Text block:
◇ ◇ ◇ ◇
I want to know how I can send or recieve data over internet to/from a computer in subnet
(this is specially in context to PPP users bcoz getting static IP is not so much in practice).
I actually want to create an application which can transfer file between 2 specific computer in WAN.
so what are things I need to know about to do the same..(ex. PRESENT IP or MAC ADDRESS etc..)
PROGRAMATICAL EXPLANATION ALTHOUGH PREFFERED,BUT IS NOT NECCESARY...
FTP?
There is a vast torrent of useful results in google, I seriously suggest to google before you ask here.
For instance, have a look at the top result: http://www.devarticles.com/c/a/C-Sharp/Network-Programming-in-C-sharp/
Apart from that, FTP, as suggested by Colin, may be what you're looking for. If you're new to using FTP in C# have a look at http://www.google.com/search?q=c%23+ftp
Put the information on a public IP server, so both computers keep polling if there is new data and send / download that data as needed. A single text file can hold necessary flags such as paths and other info you need.
server just need to be a web server, which means IIS or similar should be installed.
◇ ◇ ◇ ◇
Exercise data:
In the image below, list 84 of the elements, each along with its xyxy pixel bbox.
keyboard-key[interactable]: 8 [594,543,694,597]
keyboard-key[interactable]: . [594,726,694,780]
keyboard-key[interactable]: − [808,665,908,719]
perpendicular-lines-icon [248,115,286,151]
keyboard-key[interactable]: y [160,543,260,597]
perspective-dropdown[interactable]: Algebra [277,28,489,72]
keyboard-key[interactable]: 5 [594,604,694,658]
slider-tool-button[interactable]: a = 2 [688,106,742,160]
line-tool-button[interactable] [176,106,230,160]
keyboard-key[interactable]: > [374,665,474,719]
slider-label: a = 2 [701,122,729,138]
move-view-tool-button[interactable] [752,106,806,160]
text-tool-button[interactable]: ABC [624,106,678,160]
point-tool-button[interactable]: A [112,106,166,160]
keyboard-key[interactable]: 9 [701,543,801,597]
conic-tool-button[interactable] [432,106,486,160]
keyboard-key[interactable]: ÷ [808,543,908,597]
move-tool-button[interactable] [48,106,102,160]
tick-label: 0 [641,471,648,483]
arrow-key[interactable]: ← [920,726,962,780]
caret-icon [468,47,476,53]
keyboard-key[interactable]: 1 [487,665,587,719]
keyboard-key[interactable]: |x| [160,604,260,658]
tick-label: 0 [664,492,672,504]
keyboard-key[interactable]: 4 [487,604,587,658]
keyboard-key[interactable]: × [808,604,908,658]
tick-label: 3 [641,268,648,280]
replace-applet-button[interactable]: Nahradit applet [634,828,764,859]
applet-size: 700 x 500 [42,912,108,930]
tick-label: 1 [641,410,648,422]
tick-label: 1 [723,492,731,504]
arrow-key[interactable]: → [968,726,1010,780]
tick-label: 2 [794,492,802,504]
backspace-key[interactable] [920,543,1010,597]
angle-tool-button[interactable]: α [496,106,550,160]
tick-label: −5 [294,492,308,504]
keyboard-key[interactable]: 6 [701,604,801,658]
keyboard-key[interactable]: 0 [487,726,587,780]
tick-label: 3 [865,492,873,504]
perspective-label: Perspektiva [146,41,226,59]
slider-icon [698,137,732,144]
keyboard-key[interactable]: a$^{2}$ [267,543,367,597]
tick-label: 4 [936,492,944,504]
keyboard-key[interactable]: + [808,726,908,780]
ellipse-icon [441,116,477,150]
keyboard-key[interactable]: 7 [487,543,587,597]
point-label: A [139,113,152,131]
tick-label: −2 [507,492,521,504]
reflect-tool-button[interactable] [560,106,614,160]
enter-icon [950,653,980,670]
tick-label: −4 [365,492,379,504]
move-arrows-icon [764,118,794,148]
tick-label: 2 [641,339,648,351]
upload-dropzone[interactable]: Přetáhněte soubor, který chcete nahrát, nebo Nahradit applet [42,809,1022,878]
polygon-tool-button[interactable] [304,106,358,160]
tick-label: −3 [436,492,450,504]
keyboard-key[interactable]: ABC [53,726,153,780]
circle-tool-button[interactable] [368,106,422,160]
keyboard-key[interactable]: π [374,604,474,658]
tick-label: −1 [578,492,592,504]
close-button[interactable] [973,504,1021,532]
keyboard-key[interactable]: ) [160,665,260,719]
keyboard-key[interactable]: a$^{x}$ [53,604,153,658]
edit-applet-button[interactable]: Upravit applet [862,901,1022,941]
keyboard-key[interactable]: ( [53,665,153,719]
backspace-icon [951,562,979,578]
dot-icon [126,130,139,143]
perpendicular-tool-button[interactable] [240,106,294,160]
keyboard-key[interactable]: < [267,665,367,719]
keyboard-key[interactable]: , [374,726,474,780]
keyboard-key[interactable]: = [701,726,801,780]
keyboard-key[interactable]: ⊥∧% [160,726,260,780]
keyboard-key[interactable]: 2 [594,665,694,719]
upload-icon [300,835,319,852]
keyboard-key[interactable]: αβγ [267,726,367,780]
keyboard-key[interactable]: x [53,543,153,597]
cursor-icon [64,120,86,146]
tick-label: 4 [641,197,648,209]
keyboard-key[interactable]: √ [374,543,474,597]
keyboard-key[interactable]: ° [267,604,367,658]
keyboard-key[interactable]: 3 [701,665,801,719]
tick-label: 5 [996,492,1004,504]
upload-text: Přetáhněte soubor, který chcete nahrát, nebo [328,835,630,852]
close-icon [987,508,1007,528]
◇ ◇ ◇ ◇
Work request 1:
In the text on transferring files between two computers, what must be installed on the server?
Work request 2:
Copy the text on transferring files between two computers word for word from "PROGRAMATICAL EXPLANATION ALTHOUGH" to "you ask here.".

Response box 1:
IIS or a similar web server.

Response box 2:
PROGRAMATICAL EXPLANATION ALTHOUGH PREFFERED,BUT IS NOT NECCESARY...
FTP?
There is a vast torrent of useful results in google, I seriously suggest to google before you ask here.